- [TASK TO CARRY OUT] Return the records in full, exactly as given.

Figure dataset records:
>> start
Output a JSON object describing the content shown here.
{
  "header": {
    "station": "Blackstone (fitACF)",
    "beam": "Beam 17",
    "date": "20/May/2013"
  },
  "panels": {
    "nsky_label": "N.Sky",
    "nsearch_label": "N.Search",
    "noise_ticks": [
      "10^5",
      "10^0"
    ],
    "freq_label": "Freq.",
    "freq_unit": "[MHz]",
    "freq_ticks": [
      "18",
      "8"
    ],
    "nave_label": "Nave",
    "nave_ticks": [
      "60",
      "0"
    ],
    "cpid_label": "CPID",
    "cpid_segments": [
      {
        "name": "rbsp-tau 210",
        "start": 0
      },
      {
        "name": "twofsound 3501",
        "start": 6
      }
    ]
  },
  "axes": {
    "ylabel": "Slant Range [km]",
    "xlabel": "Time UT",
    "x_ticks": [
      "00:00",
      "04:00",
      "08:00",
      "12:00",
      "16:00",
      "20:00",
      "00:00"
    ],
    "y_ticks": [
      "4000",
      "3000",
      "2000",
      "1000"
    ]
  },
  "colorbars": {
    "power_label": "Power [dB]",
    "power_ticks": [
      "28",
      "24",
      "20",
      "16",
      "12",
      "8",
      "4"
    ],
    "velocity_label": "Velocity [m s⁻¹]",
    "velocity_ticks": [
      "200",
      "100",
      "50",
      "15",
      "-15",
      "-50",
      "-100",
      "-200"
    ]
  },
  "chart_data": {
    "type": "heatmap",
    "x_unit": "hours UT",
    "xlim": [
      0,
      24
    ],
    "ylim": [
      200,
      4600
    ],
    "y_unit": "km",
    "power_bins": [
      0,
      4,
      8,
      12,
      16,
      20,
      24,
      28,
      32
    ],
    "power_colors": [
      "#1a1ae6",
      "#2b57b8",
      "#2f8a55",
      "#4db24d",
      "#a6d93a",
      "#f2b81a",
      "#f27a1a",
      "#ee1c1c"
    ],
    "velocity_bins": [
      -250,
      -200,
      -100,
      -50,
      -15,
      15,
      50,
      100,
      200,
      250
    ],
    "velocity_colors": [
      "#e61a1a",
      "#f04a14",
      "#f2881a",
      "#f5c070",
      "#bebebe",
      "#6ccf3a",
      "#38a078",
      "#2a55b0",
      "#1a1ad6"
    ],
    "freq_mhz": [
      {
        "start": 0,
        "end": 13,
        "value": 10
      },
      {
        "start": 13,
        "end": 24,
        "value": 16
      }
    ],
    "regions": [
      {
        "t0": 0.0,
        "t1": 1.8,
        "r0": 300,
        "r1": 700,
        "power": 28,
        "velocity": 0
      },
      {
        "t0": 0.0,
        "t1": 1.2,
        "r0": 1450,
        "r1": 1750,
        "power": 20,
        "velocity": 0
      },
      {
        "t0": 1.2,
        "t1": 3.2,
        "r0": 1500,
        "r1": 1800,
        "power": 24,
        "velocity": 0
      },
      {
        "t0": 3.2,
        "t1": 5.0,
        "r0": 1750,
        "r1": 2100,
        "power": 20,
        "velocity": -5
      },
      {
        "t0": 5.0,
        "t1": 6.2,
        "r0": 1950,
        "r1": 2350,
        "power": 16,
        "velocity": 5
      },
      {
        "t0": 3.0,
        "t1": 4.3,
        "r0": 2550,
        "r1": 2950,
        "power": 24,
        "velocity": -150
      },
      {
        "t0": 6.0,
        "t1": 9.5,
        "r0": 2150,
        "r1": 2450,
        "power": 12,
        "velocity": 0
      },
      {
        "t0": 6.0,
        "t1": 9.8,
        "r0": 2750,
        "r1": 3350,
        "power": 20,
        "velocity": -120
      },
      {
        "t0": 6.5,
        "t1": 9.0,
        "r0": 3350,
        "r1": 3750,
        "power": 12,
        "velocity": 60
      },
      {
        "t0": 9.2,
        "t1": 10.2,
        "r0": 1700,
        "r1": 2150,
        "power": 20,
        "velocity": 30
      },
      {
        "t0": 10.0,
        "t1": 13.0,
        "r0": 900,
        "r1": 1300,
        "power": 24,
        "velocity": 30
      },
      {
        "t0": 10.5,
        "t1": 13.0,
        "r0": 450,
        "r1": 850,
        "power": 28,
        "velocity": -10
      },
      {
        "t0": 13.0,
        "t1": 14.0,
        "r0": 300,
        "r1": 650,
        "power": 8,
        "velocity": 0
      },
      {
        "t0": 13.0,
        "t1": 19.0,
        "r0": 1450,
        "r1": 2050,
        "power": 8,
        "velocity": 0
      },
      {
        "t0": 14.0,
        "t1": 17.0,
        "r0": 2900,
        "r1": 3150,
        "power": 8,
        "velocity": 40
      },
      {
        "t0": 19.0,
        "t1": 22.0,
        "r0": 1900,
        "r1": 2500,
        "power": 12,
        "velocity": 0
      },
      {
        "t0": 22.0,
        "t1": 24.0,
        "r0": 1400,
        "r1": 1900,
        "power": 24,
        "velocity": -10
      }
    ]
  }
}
>> end
- [OUTPUT OF THE TASK]
Output a JSON object describing the content shown here.
{
  "header": {
    "station": "Blackstone (fitACF)",
    "beam": "Beam 17",
    "date": "20/May/2013"
  },
  "panels": {
    "nsky_label": "N.Sky",
    "nsearch_label": "N.Search",
    "noise_ticks": [
      "10^5",
      "10^0"
    ],
    "freq_label": "Freq.",
    "freq_unit": "[MHz]",
    "freq_ticks": [
      "18",
      "8"
    ],
    "nave_label": "Nave",
    "nave_ticks": [
      "60",
      "0"
    ],
    "cpid_label": "CPID",
    "cpid_segments": [
      {
        "name": "rbsp-tau 210",
        "start": 0
      },
      {
        "name": "twofsound 3501",
        "start": 6
      }
    ]
  },
  "axes": {
    "ylabel": "Slant Range [km]",
    "xlabel": "Time UT",
    "x_ticks": [
      "00:00",
      "04:00",
      "08:00",
      "12:00",
      "16:00",
      "20:00",
      "00:00"
    ],
    "y_ticks": [
      "4000",
      "3000",
      "2000",
      "1000"
    ]
  },
  "colorbars": {
    "power_label": "Power [dB]",
    "power_ticks": [
      "28",
      "24",
      "20",
      "16",
      "12",
      "8",
      "4"
    ],
    "velocity_label": "Velocity [m s⁻¹]",
    "velocity_ticks": [
      "200",
      "100",
      "50",
      "15",
      "-15",
      "-50",
      "-100",
      "-200"
    ]
  },
  "chart_data": {
    "type": "heatmap",
    "x_unit": "hours UT",
    "xlim": [
      0,
      24
    ],
    "ylim": [
      200,
      4600
    ],
    "y_unit": "km",
    "power_bins": [
      0,
      4,
      8,
      12,
      16,
      20,
      24,
      28,
      32
    ],
    "power_colors": [
      "#1a1ae6",
      "#2b57b8",
      "#2f8a55",
      "#4db24d",
      "#a6d93a",
      "#f2b81a",
      "#f27a1a",
      "#ee1c1c"
    ],
    "velocity_bins": [
      -250,
      -200,
      -100,
      -50,
      -15,
      15,
      50,
      100,
      200,
      250
    ],
    "velocity_colors": [
      "#e61a1a",
      "#f04a14",
      "#f2881a",
      "#f5c070",
      "#bebebe",
      "#6ccf3a",
      "#38a078",
      "#2a55b0",
      "#1a1ad6"
    ],
    "freq_mhz": [
      {
        "start": 0,
        "end": 13,
        "value": 10
      },
      {
        "start": 13,
        "end": 24,
        "value": 16
      }
    ],
    "regions": [
      {
        "t0": 0.0,
        "t1": 1.8,
        "r0": 300,
        "r1": 700,
        "power": 28,
        "velocity": 0
      },
      {
        "t0": 0.0,
        "t1": 1.2,
        "r0": 1450,
        "r1": 1750,
        "power": 20,
        "velocity": 0
      },
      {
        "t0": 1.2,
        "t1": 3.2,
        "r0": 1500,
        "r1": 1800,
        "power": 24,
        "velocity": 0
      },
      {
        "t0": 3.2,
        "t1": 5.0,
        "r0": 1750,
        "r1": 2100,
        "power": 20,
        "velocity": -5
      },
      {
        "t0": 5.0,
        "t1": 6.2,
        "r0": 1950,
        "r1": 2350,
        "power": 16,
        "velocity": 5
      },
      {
        "t0": 3.0,
        "t1": 4.3,
        "r0": 2550,
        "r1": 2950,
        "power": 24,
        "velocity": -150
      },
      {
        "t0": 6.0,
        "t1": 9.5,
        "r0": 2150,
        "r1": 2450,
        "power": 12,
        "velocity": 0
      },
      {
        "t0": 6.0,
        "t1": 9.8,
        "r0": 2750,
        "r1": 3350,
        "power": 20,
        "velocity": -120
      },
      {
        "t0": 6.5,
        "t1": 9.0,
        "r0": 3350,
        "r1": 3750,
        "power": 12,
        "velocity": 60
      },
      {
        "t0": 9.2,
        "t1": 10.2,
        "r0": 1700,
        "r1": 2150,
        "power": 20,
        "velocity": 30
      },
      {
        "t0": 10.0,
        "t1": 13.0,
        "r0": 900,
        "r1": 1300,
        "power": 24,
        "velocity": 30
      },
      {
        "t0": 10.5,
        "t1": 13.0,
        "r0": 450,
        "r1": 850,
        "power": 28,
        "velocity": -10
      },
      {
        "t0": 13.0,
        "t1": 14.0,
        "r0": 300,
        "r1": 650,
        "power": 8,
        "velocity": 0
      },
      {
        "t0": 13.0,
        "t1": 19.0,
        "r0": 1450,
        "r1": 2050,
        "power": 8,
        "velocity": 0
      },
      {
        "t0": 14.0,
        "t1": 17.0,
        "r0": 2900,
        "r1": 3150,
        "power": 8,
        "velocity": 40
      },
      {
        "t0": 19.0,
        "t1": 22.0,
        "r0": 1900,
        "r1": 2500,
        "power": 12,
        "velocity": 0
      },
      {
        "t0": 22.0,
        "t1": 24.0,
        "r0": 1400,
        "r1": 1900,
        "power": 24,
        "velocity": -10
      }
    ]
  }
}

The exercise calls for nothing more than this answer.